Set exercise:
State how many lines contain the string "letter", and write nothing else.

Extracts from a graphics dataset
━━━━━━
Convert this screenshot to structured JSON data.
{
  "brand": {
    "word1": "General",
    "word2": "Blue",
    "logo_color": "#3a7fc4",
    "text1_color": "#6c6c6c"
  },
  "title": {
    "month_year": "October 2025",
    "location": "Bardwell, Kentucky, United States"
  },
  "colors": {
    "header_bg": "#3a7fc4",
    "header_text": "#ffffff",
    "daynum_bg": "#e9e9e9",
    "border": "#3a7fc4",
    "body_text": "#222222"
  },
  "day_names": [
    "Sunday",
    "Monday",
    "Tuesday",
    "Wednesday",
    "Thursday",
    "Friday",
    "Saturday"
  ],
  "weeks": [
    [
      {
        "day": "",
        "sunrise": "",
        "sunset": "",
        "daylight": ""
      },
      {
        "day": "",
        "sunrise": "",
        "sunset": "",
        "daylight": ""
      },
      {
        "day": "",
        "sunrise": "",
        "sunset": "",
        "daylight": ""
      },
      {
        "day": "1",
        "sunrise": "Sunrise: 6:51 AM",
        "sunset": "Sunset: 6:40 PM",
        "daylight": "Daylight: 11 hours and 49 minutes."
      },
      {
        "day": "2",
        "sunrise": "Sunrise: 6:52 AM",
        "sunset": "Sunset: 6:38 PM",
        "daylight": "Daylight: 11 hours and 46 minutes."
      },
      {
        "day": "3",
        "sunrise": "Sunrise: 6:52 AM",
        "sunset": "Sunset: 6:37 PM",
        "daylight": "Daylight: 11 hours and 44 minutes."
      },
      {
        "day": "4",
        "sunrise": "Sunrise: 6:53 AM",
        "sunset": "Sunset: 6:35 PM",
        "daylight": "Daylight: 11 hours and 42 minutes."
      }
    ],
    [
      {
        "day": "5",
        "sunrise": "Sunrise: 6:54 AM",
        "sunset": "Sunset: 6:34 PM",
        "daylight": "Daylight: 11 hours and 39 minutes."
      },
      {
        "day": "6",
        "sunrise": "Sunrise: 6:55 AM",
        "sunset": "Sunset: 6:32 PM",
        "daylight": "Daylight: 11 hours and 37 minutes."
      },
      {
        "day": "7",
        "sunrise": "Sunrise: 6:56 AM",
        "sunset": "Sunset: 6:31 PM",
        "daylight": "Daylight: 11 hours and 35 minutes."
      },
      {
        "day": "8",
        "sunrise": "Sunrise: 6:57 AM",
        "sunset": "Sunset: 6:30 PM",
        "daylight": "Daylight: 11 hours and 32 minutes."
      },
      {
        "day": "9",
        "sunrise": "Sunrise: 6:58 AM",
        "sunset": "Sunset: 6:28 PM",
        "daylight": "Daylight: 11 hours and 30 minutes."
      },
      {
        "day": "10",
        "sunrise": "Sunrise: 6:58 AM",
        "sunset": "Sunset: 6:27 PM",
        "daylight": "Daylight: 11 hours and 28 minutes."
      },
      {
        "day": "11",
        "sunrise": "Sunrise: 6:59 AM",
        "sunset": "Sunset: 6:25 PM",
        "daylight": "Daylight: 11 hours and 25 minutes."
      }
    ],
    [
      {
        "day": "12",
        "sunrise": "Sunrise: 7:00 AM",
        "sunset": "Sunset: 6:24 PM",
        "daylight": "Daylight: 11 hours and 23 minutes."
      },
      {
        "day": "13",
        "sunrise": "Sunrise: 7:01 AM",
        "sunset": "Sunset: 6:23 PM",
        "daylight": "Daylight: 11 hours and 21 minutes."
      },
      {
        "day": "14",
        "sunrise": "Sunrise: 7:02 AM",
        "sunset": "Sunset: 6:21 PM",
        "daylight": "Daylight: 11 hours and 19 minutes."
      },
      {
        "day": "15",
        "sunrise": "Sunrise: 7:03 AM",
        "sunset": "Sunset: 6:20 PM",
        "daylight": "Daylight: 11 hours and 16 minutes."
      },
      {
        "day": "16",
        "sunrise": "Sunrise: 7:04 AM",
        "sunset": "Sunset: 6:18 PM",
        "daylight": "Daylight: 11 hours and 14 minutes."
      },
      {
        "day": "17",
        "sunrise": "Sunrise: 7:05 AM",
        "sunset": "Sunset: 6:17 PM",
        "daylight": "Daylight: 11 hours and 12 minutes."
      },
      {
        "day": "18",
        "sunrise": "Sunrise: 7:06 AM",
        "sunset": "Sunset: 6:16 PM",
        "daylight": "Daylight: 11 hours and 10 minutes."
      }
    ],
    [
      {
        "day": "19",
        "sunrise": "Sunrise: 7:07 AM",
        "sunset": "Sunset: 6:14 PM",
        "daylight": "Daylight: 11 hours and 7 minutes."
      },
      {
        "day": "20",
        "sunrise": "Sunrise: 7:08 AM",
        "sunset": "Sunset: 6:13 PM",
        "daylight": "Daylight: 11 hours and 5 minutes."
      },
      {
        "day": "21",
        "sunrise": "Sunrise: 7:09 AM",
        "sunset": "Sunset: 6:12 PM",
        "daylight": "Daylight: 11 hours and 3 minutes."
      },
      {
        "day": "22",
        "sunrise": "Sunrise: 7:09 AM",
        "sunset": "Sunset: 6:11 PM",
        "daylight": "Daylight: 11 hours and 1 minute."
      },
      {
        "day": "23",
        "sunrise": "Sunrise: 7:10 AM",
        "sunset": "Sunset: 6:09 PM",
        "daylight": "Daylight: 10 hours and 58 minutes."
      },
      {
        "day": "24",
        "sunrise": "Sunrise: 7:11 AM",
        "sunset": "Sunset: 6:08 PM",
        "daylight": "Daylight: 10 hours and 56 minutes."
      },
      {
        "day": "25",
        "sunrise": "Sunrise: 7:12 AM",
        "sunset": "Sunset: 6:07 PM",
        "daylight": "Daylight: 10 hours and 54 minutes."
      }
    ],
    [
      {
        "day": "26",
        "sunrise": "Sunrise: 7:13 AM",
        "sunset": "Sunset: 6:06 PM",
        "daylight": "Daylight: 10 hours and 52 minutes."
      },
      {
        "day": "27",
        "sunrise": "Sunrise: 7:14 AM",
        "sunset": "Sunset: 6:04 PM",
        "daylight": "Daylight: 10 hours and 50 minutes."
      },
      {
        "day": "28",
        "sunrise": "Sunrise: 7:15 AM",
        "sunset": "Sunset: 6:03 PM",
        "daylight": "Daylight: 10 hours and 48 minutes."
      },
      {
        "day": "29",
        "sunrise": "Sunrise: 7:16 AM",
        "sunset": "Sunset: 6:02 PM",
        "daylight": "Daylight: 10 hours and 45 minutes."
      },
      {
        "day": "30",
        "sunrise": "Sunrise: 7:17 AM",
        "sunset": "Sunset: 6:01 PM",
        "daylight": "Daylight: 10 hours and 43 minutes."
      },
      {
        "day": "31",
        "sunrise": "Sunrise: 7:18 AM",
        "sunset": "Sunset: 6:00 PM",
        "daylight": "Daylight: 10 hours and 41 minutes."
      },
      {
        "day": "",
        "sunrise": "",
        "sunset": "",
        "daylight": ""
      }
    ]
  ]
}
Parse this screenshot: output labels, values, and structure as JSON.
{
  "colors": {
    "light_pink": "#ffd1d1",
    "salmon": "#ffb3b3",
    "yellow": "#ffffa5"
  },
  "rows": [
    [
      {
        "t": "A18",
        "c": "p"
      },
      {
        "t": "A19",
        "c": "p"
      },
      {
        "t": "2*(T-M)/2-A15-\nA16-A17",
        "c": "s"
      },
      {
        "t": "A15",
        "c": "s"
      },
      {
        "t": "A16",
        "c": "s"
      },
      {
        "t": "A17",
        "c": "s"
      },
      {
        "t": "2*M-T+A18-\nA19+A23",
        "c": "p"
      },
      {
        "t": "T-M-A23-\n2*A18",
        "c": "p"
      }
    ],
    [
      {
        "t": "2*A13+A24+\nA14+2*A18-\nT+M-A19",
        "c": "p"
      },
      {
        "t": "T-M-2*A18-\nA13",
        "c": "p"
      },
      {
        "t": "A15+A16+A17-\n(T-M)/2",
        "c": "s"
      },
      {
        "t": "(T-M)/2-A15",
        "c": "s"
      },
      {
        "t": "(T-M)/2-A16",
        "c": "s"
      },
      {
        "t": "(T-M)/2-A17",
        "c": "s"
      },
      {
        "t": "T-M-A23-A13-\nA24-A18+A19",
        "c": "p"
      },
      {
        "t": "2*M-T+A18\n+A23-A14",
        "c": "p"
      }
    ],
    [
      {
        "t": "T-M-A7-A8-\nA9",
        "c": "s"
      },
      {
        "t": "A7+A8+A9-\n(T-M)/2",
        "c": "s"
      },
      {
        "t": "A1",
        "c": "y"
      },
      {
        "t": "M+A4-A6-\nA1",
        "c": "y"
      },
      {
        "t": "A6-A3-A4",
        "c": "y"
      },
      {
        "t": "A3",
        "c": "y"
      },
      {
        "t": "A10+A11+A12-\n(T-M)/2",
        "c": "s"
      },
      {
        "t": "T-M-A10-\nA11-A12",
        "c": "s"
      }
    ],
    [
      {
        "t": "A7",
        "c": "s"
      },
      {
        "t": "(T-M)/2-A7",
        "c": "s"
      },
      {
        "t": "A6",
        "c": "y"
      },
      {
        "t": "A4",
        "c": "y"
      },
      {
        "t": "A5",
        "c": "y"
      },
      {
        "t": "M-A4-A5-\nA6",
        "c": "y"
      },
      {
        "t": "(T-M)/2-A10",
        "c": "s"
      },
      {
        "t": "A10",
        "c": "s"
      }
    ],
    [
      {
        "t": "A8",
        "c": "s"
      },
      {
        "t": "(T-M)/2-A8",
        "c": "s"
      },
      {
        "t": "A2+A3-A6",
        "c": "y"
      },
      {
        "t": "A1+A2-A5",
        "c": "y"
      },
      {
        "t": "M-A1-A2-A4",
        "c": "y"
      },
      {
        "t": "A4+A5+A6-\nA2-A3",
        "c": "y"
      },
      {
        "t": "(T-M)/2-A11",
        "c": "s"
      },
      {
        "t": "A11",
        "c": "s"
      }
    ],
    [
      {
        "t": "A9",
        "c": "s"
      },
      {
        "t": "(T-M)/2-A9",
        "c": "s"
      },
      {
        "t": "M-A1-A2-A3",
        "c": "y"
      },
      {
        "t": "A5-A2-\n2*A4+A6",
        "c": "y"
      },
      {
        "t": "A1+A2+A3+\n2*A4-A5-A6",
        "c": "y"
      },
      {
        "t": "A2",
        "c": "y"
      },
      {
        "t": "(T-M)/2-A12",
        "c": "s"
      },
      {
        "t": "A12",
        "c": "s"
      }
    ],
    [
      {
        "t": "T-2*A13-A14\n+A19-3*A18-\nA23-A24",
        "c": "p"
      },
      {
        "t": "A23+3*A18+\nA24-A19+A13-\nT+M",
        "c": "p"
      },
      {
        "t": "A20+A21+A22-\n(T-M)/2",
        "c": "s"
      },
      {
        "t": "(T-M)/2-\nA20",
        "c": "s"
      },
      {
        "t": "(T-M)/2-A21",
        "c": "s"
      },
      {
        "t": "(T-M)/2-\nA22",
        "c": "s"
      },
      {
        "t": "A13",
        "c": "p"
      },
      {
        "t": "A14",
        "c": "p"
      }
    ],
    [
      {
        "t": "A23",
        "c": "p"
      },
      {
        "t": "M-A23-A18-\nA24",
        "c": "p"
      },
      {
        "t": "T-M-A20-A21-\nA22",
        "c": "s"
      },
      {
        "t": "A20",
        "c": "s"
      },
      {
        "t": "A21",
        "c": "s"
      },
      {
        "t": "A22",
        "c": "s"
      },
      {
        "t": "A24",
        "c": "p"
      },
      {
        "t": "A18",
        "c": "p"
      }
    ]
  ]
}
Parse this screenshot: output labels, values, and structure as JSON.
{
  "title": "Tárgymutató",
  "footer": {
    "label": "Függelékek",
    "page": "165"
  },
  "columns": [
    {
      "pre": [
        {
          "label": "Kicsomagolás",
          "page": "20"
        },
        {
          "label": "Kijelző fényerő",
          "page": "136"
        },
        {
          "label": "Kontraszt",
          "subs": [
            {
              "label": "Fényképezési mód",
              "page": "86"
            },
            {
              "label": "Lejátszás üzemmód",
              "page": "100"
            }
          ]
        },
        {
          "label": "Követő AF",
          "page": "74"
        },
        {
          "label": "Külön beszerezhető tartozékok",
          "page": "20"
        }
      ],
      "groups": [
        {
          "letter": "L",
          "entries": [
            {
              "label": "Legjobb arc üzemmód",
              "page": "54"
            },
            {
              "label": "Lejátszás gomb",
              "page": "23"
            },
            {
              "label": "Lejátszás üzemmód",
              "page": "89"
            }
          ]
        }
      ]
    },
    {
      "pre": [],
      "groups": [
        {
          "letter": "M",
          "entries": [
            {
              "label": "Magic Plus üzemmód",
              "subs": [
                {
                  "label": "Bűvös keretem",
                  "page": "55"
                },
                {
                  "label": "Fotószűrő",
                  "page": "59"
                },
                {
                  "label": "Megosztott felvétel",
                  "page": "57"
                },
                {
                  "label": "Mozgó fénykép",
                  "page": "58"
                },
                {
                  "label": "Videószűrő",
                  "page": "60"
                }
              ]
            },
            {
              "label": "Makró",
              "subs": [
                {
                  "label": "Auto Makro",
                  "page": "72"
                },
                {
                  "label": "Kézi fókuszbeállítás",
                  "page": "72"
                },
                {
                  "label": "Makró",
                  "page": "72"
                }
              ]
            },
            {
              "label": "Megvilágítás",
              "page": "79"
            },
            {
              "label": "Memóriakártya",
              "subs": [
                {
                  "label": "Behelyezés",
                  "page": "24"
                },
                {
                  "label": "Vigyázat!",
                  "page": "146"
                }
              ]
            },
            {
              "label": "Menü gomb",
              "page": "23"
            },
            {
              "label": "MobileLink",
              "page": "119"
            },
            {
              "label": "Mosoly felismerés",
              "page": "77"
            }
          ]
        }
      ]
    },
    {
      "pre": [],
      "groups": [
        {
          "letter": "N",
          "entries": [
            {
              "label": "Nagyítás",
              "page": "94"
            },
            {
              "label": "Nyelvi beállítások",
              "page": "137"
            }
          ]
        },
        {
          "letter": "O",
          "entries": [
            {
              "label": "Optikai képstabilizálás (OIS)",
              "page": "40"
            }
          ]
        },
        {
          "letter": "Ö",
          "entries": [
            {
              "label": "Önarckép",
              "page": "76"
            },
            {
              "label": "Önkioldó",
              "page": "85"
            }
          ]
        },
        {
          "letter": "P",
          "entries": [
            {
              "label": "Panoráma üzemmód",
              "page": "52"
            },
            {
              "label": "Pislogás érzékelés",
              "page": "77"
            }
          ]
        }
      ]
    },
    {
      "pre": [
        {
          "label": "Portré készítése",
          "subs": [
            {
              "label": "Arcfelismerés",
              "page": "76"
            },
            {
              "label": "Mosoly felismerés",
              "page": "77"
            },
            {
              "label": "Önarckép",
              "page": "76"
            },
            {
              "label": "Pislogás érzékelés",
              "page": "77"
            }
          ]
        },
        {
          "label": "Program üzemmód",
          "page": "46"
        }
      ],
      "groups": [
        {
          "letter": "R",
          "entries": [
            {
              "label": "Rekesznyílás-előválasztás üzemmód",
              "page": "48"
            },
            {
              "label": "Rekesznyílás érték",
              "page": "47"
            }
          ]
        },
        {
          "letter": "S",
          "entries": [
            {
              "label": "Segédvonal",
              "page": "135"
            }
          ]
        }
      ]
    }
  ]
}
━━━━━━
Task solution:
8